#### [Stated task]
Locate every line in the material below that has the word "三级管理". Copy each of those lines.
····················
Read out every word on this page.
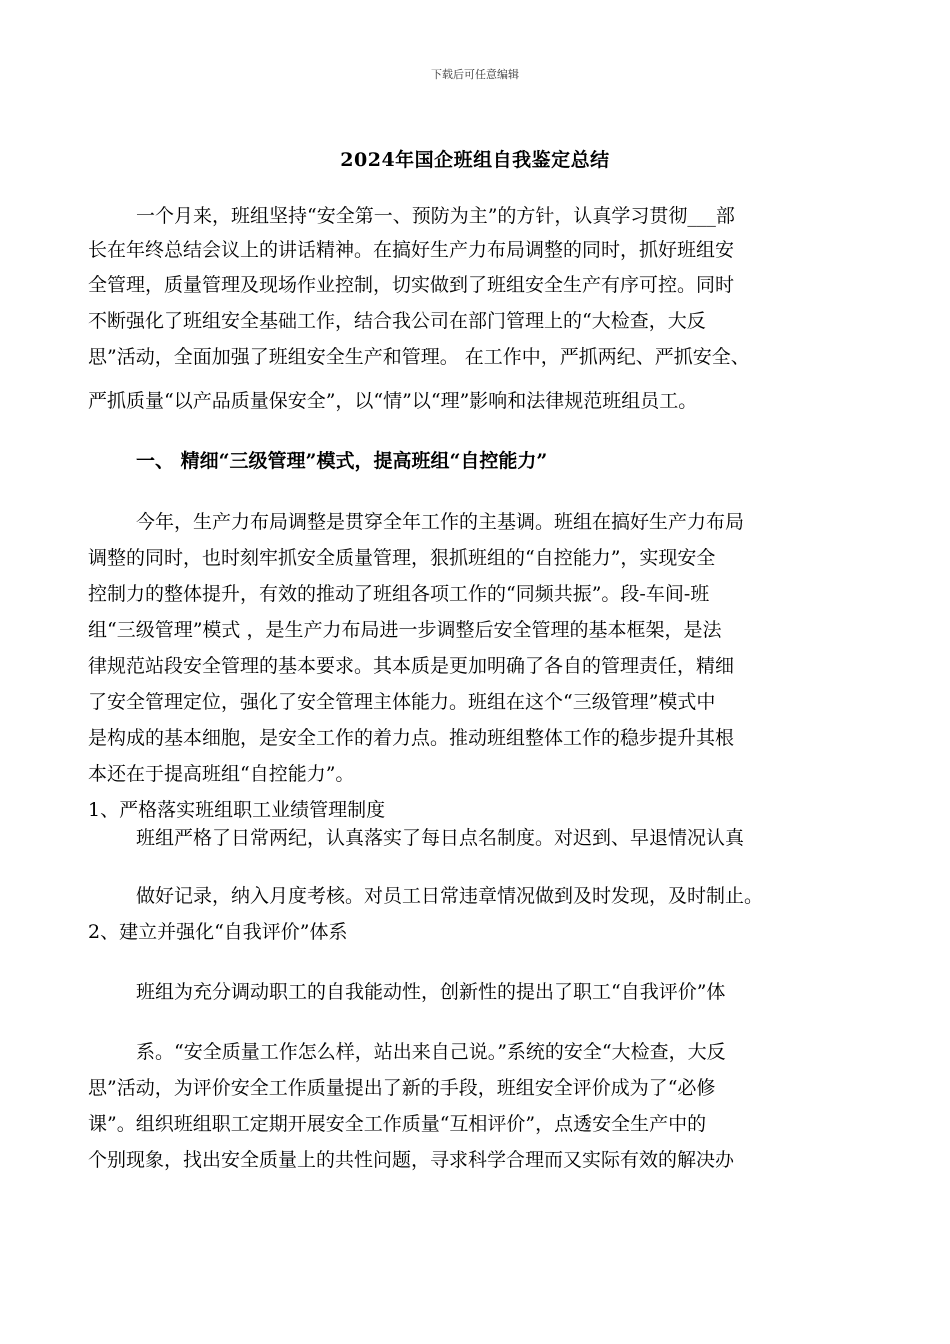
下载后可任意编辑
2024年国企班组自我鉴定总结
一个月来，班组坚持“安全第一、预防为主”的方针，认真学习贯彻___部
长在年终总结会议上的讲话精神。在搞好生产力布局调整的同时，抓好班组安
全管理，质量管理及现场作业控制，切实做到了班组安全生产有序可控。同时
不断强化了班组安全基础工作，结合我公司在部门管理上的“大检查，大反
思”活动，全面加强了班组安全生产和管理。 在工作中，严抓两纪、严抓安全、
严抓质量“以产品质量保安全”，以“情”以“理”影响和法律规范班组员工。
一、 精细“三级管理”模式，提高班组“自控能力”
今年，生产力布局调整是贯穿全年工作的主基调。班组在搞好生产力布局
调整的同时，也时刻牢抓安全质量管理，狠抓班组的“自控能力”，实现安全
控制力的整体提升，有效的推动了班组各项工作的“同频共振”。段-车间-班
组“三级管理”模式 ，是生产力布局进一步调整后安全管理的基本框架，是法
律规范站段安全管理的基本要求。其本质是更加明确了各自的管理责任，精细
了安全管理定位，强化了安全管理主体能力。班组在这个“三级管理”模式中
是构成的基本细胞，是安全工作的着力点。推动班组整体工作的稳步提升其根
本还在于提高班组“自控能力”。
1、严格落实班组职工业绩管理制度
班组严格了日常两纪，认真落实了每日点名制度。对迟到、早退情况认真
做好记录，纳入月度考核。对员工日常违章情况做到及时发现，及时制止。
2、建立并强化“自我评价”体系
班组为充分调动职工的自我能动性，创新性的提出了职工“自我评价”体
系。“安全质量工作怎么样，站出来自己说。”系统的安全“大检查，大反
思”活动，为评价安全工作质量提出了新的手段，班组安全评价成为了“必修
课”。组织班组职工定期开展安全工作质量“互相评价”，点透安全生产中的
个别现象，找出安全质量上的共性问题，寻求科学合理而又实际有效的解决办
····················
#### [The answer]
一、 精细“三级管理”模式，提高班组“自控能力”
组“三级管理”模式 ，是生产力布局进一步调整后安全管理的基本框架，是法
了安全管理定位，强化了安全管理主体能力。班组在这个“三级管理”模式中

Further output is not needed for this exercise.